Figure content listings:
=======
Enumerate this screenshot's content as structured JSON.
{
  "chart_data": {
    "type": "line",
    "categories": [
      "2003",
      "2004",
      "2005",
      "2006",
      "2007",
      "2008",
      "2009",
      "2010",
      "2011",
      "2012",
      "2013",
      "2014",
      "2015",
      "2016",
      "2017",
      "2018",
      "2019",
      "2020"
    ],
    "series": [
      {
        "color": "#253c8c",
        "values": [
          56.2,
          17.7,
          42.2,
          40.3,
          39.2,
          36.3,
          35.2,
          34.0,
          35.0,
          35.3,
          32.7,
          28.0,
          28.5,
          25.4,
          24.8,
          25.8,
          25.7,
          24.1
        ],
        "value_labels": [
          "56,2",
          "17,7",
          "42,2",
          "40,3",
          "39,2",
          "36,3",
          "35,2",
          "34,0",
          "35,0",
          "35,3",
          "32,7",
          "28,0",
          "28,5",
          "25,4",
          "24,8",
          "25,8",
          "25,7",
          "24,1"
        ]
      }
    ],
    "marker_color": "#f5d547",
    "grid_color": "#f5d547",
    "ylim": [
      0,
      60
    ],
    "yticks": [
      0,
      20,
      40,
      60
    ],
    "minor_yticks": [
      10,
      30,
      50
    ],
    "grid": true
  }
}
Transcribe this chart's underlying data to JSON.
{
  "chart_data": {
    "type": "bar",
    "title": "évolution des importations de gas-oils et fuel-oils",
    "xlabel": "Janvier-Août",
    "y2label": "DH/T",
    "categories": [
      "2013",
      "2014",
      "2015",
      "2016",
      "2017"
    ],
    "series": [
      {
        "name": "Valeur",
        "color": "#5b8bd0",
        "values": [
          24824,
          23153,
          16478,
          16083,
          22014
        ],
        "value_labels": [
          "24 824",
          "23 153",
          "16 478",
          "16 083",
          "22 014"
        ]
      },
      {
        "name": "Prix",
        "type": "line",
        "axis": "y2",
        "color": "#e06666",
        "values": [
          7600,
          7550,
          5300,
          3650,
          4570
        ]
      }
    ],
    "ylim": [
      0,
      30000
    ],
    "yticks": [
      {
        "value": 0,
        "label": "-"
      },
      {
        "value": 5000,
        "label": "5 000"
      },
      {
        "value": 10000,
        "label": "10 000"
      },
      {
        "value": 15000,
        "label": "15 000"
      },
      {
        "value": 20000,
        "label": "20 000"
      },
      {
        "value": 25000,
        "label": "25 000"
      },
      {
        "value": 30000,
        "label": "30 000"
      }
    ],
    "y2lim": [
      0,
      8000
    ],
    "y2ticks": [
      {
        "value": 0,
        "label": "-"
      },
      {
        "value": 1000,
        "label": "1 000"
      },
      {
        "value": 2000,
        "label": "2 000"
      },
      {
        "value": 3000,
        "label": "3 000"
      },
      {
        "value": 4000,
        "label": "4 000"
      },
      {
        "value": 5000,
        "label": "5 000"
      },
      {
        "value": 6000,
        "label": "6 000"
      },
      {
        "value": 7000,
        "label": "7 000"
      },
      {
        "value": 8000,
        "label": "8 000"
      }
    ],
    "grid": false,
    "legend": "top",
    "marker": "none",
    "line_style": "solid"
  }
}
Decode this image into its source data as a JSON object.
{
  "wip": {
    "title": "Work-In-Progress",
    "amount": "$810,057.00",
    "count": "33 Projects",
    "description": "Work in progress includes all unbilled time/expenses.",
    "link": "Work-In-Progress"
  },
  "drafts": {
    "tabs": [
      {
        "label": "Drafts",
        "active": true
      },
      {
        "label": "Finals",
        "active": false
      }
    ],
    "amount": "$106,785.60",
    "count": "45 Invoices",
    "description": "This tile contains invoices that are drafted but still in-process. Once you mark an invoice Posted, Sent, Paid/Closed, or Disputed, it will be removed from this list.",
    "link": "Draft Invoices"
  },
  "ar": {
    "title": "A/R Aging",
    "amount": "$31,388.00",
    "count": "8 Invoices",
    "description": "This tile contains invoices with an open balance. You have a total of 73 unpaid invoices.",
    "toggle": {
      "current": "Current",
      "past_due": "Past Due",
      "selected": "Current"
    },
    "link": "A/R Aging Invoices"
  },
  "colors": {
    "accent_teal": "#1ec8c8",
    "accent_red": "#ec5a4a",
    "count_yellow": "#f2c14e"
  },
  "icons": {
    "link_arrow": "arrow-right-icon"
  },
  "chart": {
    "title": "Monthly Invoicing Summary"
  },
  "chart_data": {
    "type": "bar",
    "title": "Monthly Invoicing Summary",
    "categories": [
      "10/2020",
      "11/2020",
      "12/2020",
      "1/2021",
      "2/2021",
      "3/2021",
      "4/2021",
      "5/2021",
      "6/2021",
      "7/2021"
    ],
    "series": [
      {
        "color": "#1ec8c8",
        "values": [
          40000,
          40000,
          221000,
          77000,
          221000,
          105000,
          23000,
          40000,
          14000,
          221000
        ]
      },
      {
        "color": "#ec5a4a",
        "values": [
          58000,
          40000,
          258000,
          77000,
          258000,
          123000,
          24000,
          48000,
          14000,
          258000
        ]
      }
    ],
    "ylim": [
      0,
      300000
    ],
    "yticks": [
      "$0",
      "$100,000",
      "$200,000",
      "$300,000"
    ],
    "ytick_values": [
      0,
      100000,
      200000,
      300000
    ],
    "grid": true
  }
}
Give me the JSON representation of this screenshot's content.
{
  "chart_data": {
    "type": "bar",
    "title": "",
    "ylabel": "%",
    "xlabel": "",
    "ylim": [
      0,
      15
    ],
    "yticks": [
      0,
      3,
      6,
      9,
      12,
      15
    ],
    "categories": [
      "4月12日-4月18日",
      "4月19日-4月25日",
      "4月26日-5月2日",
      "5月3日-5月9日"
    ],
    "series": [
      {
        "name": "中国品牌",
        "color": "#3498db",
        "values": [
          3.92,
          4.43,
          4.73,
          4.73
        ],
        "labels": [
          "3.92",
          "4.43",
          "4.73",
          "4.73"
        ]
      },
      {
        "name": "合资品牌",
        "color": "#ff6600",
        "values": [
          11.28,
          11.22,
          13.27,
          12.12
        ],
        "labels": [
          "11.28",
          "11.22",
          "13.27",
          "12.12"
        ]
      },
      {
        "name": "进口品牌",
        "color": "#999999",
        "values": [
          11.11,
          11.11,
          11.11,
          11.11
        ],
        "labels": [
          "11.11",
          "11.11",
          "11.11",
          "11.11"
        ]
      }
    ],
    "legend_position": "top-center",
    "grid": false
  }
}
=======
> **WORK TO COMPLETE**
Find and copy each line above that includes the string "title".

> **ANSWER FOR THIS EXERCISE**
    "title": "évolution des importations de gas-oils et fuel-oils",
    "title": "Work-In-Progress",
    "title": "A/R Aging",
    "title": "Monthly Invoicing Summary"
    "title": "Monthly Invoicing Summary",
    "title": "",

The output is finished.